Extrait du texte:
- - -
Débute alors un chassé-croisé, des instants volés, des rencontres manquées, des propos mensongers uniquement dits pour plaire à l’autre et moults quiproquos. Les protagonistes qui gravitent autour d’eux ne peuvent qu’assister à cette passion naissante.
Quel roman inoubliable ! Aragon signe un écrit doux-amer qui décortique le sentiment amoureux, du moins sa première étape : l’idéalisation de l’autre. L’autre n’est alors pas encore aimé pour ce qu’il est (puisqu’on ignore encore tout ou presque de lui) mais pour ce qu’il représente, pour ce que l’on projette sur lui. C’est ainsi que j’interprète l’amour qui unit Aurélien et Bérénice. Nos deux écorchés vifs se reconnaissent l’un dans l’autre. Ils attendent peut-être que cet amour les répare, les sauve d’une certaine torpeur voire d’une dépression latente. Pour survivre, l’amour ne peut donc qu’être intense, merveilleux, sans jamais décevoir, sans jamais être source de concessions (la fameuse quête de l’absolu qui hante Bérénice). Et comme on sait qu’il ne peut vraiment en être ainsi, c’est bien un amour impossible que nous conte ici Aragon.
L’auteur ne ménage pas nos autres protagonistes. Il est question de tromperie conjugale, de mensonges, de duperie, de manipulations. « Il n’y a pas d’amour heureux » semble être le message que souhaite nous transmettre Aragon. Mais Aurélien a été rédigé à une période où Elsa Triolet menaçait de le quitter. Sans doute ce roman aura été un moyen pour Louis Aragon de poser sur le papier ses états d’âme du moment (le couple est tout de même resté ensemble une quarantaine d’années).
- - -
Données d'annotation des boîtes:
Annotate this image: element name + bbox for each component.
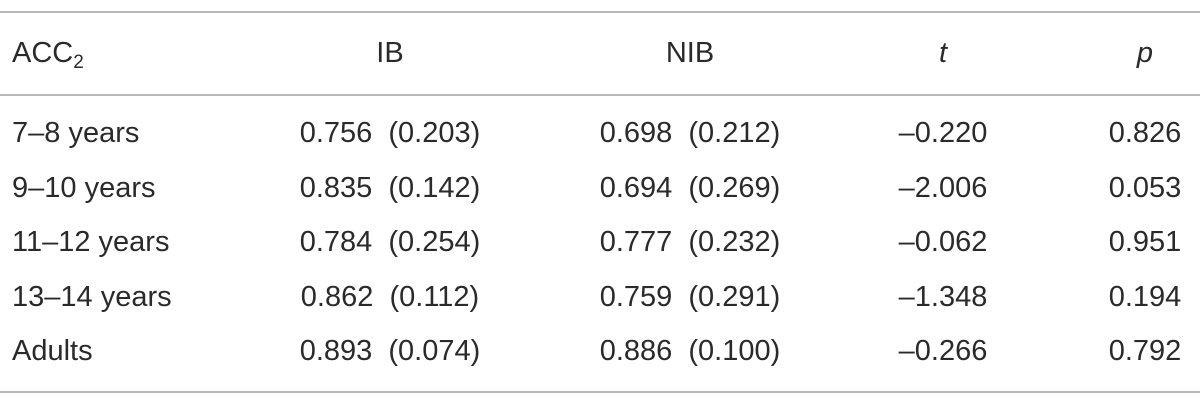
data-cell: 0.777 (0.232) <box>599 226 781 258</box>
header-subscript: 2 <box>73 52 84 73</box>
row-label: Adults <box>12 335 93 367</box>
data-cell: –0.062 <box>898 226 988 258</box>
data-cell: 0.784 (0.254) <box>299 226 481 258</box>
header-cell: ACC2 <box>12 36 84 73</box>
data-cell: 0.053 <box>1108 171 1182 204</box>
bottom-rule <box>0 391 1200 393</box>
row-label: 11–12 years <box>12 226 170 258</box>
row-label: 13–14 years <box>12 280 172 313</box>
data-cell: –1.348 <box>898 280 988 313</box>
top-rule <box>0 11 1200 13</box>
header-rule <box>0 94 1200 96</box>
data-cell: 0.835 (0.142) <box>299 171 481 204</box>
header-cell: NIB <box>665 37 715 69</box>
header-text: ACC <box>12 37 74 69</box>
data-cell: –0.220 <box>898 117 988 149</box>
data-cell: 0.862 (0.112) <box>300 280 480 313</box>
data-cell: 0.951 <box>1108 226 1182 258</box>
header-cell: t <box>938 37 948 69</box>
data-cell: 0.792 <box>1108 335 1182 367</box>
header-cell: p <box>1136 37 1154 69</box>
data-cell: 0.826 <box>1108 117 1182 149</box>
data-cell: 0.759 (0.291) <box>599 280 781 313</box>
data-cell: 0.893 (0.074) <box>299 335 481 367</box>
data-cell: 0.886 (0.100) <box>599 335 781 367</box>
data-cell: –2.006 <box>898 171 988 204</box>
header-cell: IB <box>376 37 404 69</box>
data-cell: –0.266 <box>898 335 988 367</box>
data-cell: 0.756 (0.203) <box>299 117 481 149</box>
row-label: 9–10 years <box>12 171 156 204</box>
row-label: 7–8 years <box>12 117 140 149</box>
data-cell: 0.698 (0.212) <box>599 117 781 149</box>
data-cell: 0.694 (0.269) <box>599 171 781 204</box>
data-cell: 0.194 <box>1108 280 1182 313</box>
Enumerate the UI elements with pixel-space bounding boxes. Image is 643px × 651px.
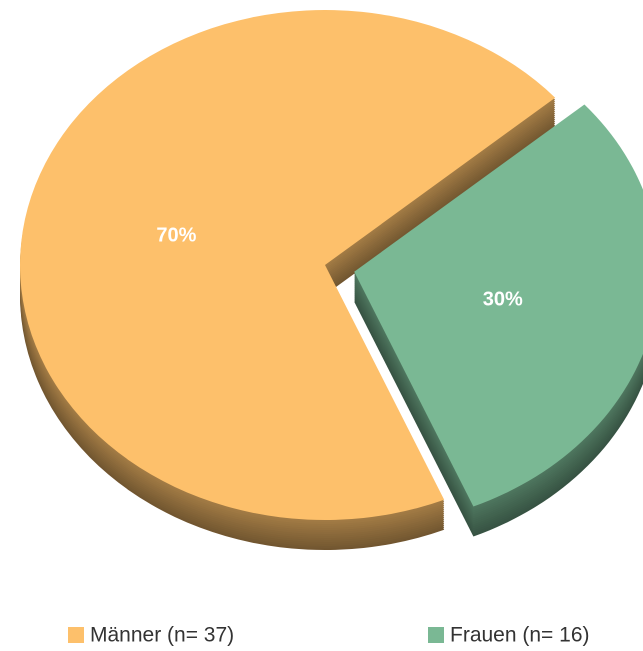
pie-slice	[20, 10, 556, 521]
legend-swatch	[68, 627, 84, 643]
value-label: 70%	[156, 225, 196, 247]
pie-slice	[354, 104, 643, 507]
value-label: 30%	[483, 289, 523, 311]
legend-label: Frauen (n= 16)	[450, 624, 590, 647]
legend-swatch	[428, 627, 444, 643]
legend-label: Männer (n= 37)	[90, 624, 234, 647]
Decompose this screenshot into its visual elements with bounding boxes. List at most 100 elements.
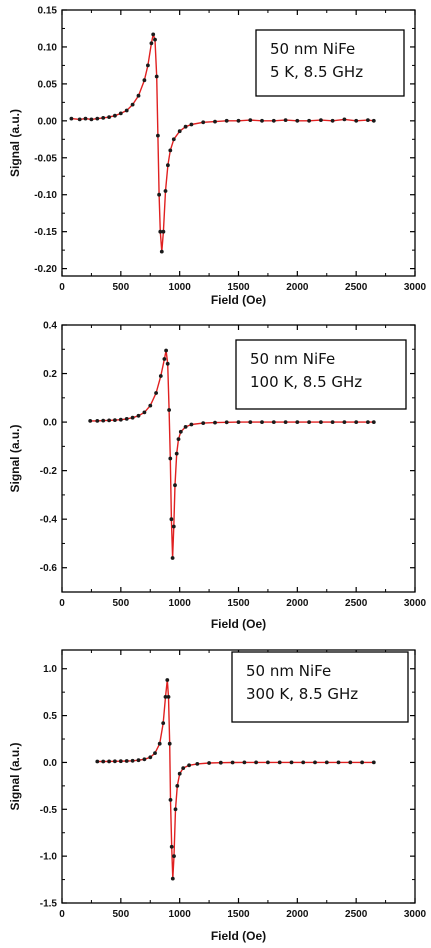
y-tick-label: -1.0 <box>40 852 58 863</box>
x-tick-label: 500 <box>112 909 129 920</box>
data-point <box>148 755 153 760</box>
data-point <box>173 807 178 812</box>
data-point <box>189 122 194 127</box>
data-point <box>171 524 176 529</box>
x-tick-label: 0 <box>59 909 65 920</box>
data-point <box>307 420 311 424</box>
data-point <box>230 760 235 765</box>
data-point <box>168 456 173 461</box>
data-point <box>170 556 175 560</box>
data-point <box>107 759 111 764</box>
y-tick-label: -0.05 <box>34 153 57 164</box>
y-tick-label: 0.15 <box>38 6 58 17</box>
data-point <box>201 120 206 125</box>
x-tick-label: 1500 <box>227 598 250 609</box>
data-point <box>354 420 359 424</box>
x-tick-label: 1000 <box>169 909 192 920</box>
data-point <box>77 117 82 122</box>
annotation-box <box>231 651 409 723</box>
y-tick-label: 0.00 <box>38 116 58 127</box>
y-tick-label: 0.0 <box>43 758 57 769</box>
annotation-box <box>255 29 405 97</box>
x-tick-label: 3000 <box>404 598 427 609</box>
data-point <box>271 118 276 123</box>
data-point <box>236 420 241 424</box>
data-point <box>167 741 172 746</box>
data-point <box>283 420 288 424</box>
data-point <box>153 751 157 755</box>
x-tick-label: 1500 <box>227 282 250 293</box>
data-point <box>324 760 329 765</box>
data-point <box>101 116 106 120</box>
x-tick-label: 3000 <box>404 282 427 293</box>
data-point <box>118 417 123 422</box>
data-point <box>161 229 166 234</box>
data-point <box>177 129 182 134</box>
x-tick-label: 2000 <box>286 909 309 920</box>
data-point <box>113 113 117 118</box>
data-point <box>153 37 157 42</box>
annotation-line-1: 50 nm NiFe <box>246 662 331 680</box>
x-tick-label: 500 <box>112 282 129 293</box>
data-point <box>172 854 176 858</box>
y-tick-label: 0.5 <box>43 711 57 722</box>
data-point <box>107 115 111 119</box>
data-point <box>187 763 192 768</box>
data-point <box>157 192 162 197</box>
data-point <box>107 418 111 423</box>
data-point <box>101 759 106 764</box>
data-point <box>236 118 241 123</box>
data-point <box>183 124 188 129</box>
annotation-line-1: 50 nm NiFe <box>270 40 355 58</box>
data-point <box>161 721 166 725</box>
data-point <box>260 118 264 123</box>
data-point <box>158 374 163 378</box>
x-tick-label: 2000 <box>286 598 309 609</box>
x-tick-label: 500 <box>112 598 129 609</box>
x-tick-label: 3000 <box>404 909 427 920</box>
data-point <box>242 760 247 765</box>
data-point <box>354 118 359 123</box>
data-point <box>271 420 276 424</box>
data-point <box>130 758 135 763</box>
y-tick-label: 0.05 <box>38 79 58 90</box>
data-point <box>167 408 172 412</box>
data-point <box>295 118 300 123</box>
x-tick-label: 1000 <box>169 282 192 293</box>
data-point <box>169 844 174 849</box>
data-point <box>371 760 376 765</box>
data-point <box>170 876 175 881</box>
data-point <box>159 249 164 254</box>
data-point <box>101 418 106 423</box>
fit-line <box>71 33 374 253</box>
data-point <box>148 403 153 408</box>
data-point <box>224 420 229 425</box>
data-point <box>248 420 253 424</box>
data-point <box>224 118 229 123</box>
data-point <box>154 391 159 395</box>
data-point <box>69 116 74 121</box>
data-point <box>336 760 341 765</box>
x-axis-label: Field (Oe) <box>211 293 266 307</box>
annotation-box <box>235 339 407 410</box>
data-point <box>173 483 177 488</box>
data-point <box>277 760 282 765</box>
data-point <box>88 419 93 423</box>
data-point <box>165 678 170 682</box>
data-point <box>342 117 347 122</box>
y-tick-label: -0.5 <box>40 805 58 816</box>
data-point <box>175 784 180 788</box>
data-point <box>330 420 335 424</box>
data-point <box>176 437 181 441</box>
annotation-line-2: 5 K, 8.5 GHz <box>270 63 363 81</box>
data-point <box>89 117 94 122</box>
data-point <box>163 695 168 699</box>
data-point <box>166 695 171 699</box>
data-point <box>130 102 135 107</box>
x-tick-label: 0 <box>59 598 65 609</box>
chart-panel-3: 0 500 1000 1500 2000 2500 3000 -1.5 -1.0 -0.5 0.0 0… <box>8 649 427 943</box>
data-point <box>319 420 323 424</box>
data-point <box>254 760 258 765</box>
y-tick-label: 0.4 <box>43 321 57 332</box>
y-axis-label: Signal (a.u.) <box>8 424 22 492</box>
- - -
Consigne: Recopiez tel quel le passage de la critique du roman Aurélien qui s'ouvre sur les mots contenant « Débute alors un » et se ferme sur « cette passion naissante. ».

Réponse attendue:
Débute alors un chassé-croisé, des instants volés, des rencontres manquées, des propos mensongers uniquement dits pour plaire à l’autre et moults quiproquos. Les protagonistes qui gravitent autour d’eux ne peuvent qu’assister à cette passion naissante.